-- BEGIN RECORDS FOR THIS EXERCISE --

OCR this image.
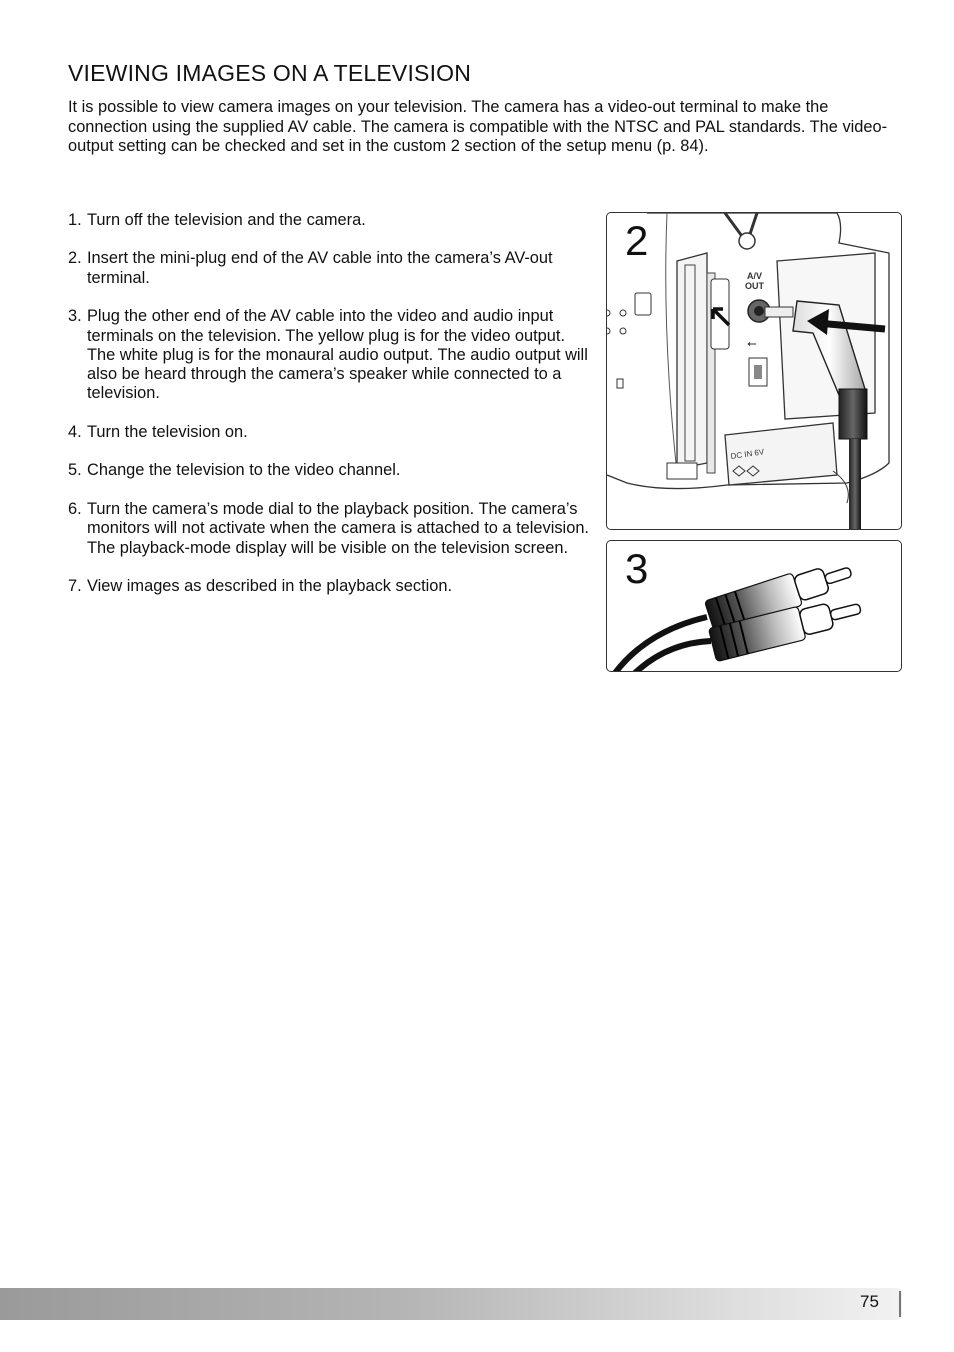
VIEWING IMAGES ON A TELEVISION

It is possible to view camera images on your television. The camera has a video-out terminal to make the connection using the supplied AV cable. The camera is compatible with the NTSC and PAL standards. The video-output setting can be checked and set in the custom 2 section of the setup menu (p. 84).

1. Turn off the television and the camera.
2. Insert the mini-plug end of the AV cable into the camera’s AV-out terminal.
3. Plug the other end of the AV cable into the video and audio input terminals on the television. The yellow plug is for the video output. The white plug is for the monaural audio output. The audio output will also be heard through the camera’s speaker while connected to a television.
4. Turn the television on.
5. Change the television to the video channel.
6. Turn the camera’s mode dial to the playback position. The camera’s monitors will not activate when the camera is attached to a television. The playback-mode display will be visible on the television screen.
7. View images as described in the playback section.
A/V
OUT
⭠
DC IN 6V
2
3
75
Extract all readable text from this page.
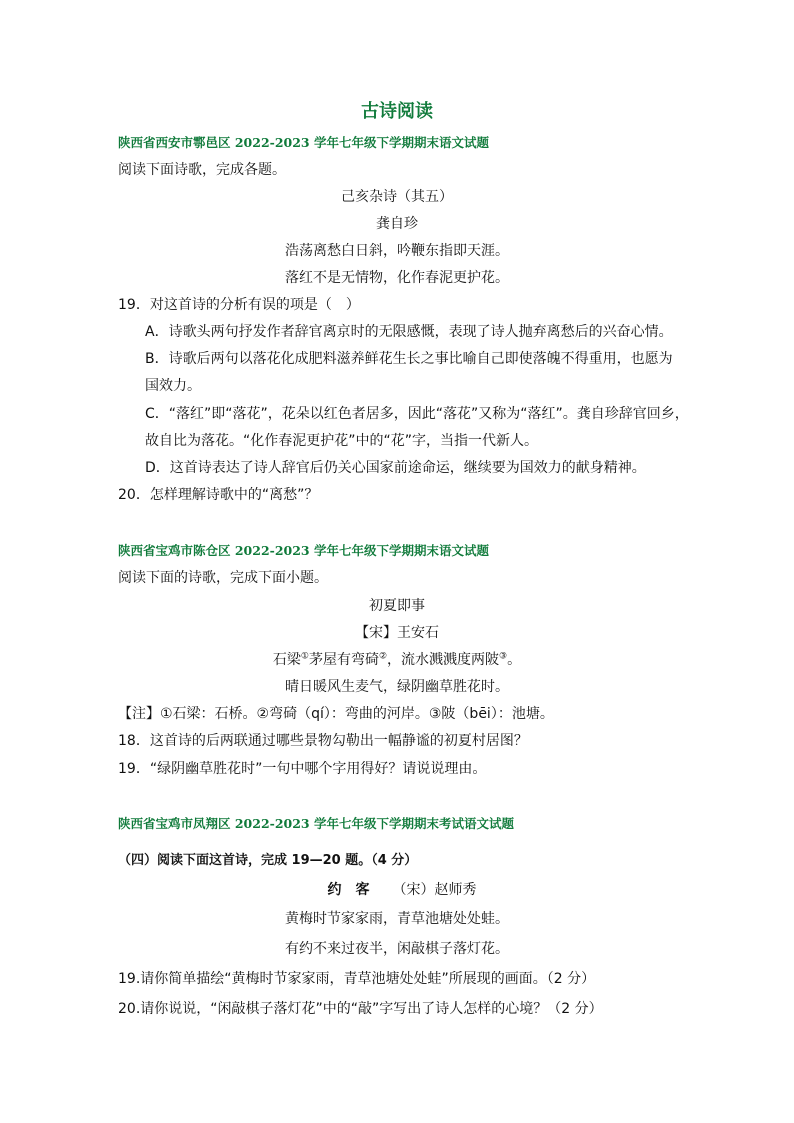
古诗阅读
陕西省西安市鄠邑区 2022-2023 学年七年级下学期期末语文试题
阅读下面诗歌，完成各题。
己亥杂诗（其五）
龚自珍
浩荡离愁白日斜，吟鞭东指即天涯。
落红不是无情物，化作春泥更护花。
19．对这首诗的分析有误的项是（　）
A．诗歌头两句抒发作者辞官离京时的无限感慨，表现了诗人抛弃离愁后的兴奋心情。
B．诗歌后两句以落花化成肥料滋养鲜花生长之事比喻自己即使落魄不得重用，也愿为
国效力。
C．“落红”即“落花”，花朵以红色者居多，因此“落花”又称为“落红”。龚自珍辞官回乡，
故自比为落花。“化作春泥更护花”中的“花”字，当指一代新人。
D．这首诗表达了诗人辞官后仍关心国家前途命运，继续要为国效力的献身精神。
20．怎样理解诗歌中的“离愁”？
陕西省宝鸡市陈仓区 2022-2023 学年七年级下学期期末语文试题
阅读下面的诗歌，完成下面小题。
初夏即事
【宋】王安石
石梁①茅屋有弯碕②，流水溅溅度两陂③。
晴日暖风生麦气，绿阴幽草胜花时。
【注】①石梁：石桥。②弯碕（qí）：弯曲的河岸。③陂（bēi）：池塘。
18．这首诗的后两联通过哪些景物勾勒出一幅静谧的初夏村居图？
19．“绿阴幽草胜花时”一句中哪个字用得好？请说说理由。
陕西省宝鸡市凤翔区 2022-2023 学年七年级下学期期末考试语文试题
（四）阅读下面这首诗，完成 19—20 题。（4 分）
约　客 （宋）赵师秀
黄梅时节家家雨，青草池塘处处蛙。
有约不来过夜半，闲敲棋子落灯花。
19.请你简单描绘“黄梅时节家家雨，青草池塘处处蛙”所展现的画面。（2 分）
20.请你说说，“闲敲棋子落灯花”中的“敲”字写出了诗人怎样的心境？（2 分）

-- END RECORDS FOR THIS EXERCISE --
-- BEGIN RECORDS FOR THIS EXERCISE --

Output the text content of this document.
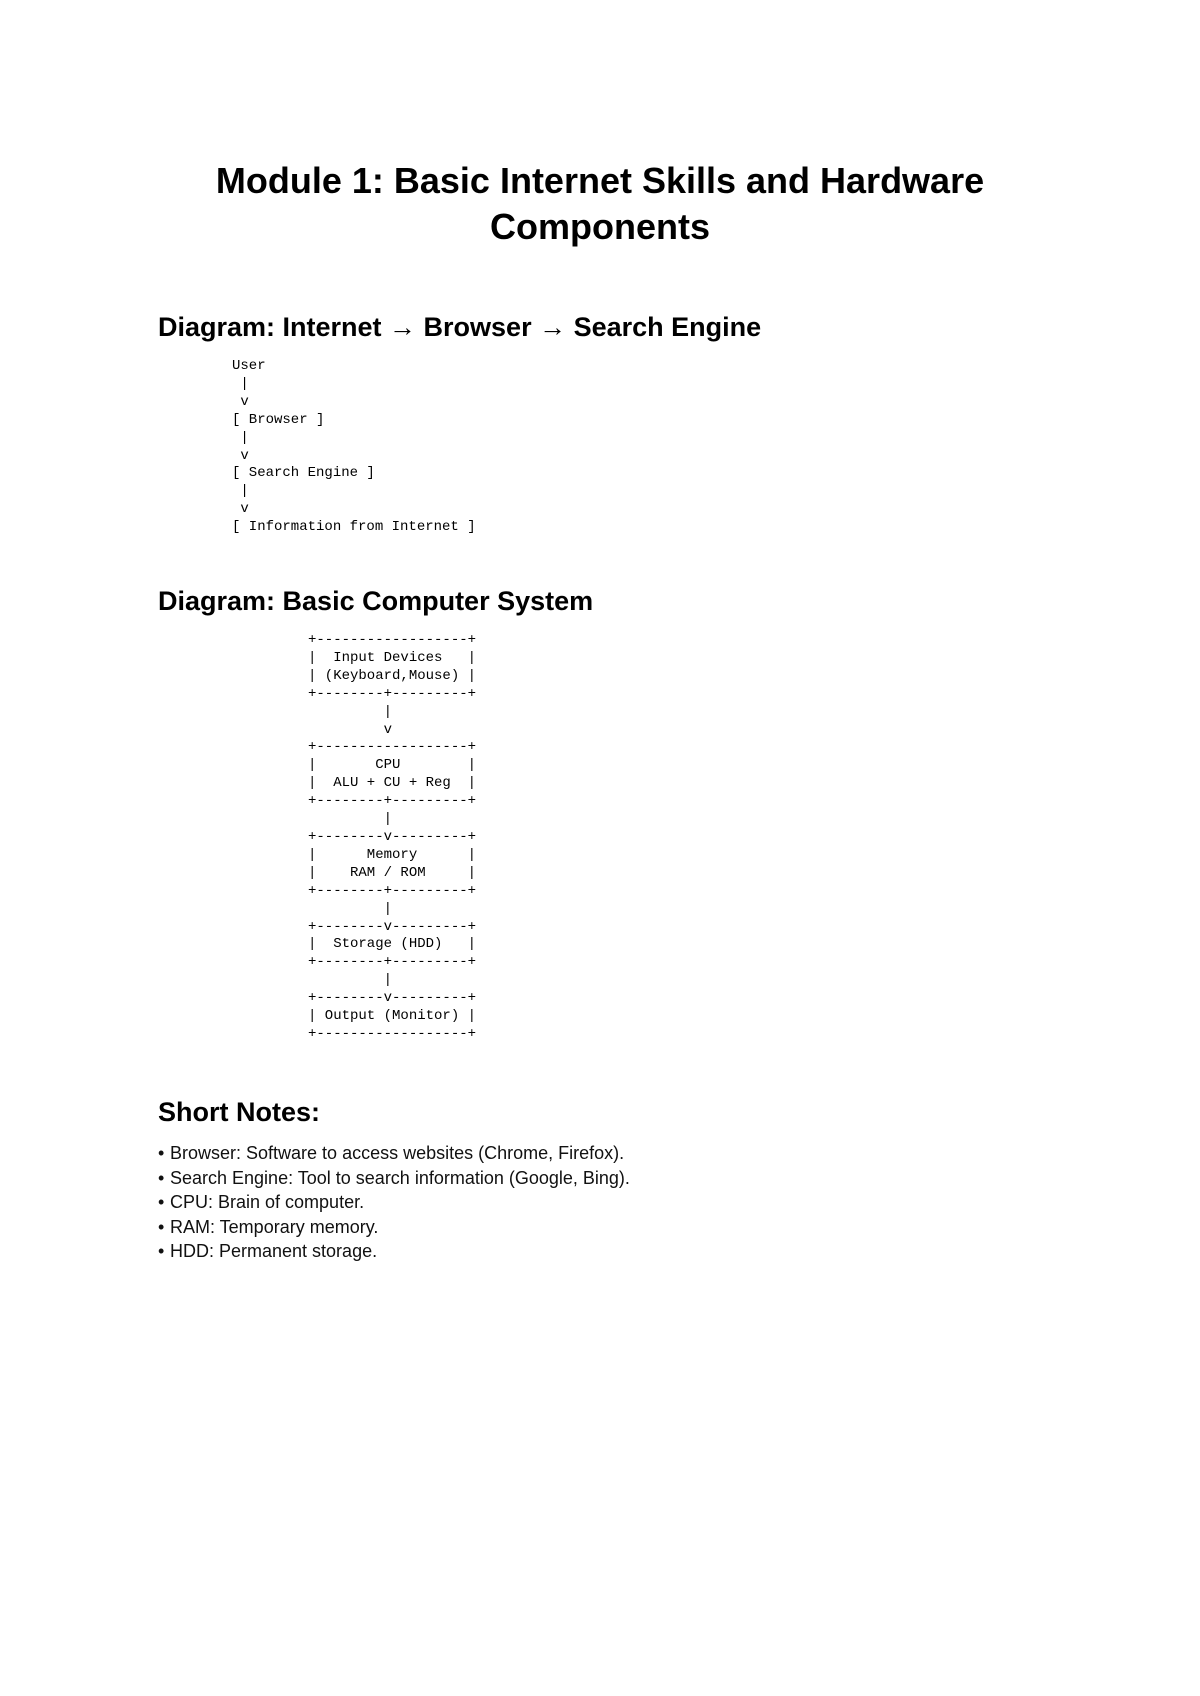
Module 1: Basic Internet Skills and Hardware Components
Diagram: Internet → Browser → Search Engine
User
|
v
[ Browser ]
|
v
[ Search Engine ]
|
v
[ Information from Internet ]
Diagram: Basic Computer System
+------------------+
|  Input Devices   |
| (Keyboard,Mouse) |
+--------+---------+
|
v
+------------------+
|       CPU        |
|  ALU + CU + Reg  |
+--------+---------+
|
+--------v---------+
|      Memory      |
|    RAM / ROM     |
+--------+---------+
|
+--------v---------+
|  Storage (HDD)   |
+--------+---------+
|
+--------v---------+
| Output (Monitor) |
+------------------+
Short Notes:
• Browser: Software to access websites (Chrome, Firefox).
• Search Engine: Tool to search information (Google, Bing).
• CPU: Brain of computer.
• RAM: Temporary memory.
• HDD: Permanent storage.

-- END RECORDS FOR THIS EXERCISE --

== YOUR GOAL ==
Each line that holds the string "Browser" counts once; give the total and nothing else.

== COMPLETE ANSWER ==
3